◆ **Your goal**
From the hand hygiene study passage, reproduce word for word the part that begins with "HH performance rates" and ends with "before implementing initiatives.".

The study was conducted in 58 adult and pediatric inpatient units located in 10 hospitals.
HH performance rates were estimated using an AHHMS. Rates were expressed as the number of soap and alcohol-based hand rub portions dispensed divided by the number of room entries and exits. Each hospital self-assigned to one of the following intervention groups: AHHMS alone (control group), AHHMS plus clinician-based vendor support (vendor-only group), AHHMS plus hospital-led unit-based initiatives (hospital-only group), or AHHMS plus clinician-based vendor support and hospital-led unit-based initiatives (vendor-plus-hospital group). Each hospital unit produced 1–2 months of baseline HH performance data immediately after AHHMS installation before implementing initiatives.

◆ **Available data**
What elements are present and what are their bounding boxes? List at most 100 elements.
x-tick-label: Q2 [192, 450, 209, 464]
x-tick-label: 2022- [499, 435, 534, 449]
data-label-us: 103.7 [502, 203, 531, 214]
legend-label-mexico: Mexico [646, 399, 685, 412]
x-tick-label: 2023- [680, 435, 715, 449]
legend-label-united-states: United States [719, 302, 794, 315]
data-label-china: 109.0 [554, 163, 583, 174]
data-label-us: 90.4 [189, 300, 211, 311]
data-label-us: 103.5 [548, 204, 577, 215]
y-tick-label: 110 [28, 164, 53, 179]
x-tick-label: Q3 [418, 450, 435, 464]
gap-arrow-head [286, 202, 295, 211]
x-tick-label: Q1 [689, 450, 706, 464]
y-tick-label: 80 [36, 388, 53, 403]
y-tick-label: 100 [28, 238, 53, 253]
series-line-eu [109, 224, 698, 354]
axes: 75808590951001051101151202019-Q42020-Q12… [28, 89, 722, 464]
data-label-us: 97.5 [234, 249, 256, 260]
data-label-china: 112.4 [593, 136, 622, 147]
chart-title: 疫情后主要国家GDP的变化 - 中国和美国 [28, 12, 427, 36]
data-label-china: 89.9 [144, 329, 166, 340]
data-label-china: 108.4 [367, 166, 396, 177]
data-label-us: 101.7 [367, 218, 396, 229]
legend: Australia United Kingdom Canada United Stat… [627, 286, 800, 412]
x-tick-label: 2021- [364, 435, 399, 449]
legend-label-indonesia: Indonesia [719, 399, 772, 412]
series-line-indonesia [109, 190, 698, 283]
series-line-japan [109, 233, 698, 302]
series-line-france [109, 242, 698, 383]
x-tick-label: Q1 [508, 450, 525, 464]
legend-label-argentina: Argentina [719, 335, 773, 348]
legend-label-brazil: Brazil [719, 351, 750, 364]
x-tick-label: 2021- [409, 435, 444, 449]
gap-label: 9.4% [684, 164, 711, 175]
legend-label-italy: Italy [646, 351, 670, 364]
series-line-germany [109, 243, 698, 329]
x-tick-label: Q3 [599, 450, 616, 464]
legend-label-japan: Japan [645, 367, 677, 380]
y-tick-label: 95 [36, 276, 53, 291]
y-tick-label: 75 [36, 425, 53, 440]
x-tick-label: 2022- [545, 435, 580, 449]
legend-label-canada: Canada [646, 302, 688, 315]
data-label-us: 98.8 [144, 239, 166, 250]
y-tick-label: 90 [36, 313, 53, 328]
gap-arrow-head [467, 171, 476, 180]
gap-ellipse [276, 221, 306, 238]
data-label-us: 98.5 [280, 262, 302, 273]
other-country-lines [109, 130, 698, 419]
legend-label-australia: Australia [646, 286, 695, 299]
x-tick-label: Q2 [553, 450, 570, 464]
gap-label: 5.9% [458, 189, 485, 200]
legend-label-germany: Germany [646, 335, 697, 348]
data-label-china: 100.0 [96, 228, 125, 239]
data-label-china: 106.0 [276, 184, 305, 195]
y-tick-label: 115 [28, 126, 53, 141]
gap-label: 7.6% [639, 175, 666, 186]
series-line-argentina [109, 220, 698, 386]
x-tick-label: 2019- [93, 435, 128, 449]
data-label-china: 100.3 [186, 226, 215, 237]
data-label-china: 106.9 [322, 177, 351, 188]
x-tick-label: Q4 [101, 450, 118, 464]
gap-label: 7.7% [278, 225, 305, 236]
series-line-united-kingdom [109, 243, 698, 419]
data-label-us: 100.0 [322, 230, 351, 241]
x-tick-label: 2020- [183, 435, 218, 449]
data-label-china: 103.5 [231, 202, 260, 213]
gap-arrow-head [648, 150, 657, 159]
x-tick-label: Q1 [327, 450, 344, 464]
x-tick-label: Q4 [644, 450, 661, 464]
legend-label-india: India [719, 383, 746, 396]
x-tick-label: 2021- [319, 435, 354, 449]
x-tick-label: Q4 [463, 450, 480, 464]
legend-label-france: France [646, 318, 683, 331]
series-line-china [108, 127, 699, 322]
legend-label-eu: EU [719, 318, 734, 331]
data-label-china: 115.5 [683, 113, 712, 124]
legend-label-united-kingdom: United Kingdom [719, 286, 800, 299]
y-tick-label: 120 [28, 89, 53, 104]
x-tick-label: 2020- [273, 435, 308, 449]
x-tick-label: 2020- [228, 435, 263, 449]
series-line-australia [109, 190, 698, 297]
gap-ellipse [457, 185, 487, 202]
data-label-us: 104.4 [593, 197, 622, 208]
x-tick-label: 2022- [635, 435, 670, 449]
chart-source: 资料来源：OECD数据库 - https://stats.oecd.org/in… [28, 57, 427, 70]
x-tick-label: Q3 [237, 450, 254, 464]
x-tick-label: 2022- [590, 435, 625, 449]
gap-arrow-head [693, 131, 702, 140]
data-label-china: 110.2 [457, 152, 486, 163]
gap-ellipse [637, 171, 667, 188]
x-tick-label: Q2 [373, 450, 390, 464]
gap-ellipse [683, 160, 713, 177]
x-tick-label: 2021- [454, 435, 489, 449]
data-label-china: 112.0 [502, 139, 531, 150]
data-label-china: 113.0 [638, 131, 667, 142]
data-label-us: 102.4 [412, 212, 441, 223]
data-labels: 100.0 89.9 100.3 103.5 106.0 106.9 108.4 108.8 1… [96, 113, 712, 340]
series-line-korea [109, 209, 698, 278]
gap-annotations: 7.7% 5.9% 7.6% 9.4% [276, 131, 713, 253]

◆ **Output for this task**
HH performance rates were estimated using an AHHMS. Rates were expressed as the number of soap and alcohol-based hand rub portions dispensed divided by the number of room entries and exits. Each hospital self-assigned to one of the following intervention groups: AHHMS alone (control group), AHHMS plus clinician-based vendor support (vendor-only group), AHHMS plus hospital-led unit-based initiatives (hospital-only group), or AHHMS plus clinician-based vendor support and hospital-led unit-based initiatives (vendor-plus-hospital group). Each hospital unit produced 1–2 months of baseline HH performance data immediately after AHHMS installation before implementing initiatives.